- **To be done**
Print the entries below in their entirety, exactly as they are written.

══ Material for the task

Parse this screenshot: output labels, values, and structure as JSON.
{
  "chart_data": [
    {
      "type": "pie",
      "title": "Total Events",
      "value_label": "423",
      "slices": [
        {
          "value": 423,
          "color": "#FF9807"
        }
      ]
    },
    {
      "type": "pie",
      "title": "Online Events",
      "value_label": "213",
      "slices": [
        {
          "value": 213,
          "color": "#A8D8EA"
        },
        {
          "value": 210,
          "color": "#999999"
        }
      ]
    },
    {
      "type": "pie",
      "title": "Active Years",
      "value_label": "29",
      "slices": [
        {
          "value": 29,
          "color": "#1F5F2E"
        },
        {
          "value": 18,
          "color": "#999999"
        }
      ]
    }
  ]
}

════

- **Result of the task**
Parse this screenshot: output labels, values, and structure as JSON.
{
  "chart_data": [
    {
      "type": "pie",
      "title": "Total Events",
      "value_label": "423",
      "slices": [
        {
          "value": 423,
          "color": "#FF9807"
        }
      ]
    },
    {
      "type": "pie",
      "title": "Online Events",
      "value_label": "213",
      "slices": [
        {
          "value": 213,
          "color": "#A8D8EA"
        },
        {
          "value": 210,
          "color": "#999999"
        }
      ]
    },
    {
      "type": "pie",
      "title": "Active Years",
      "value_label": "29",
      "slices": [
        {
          "value": 29,
          "color": "#1F5F2E"
        },
        {
          "value": 18,
          "color": "#999999"
        }
      ]
    }
  ]
}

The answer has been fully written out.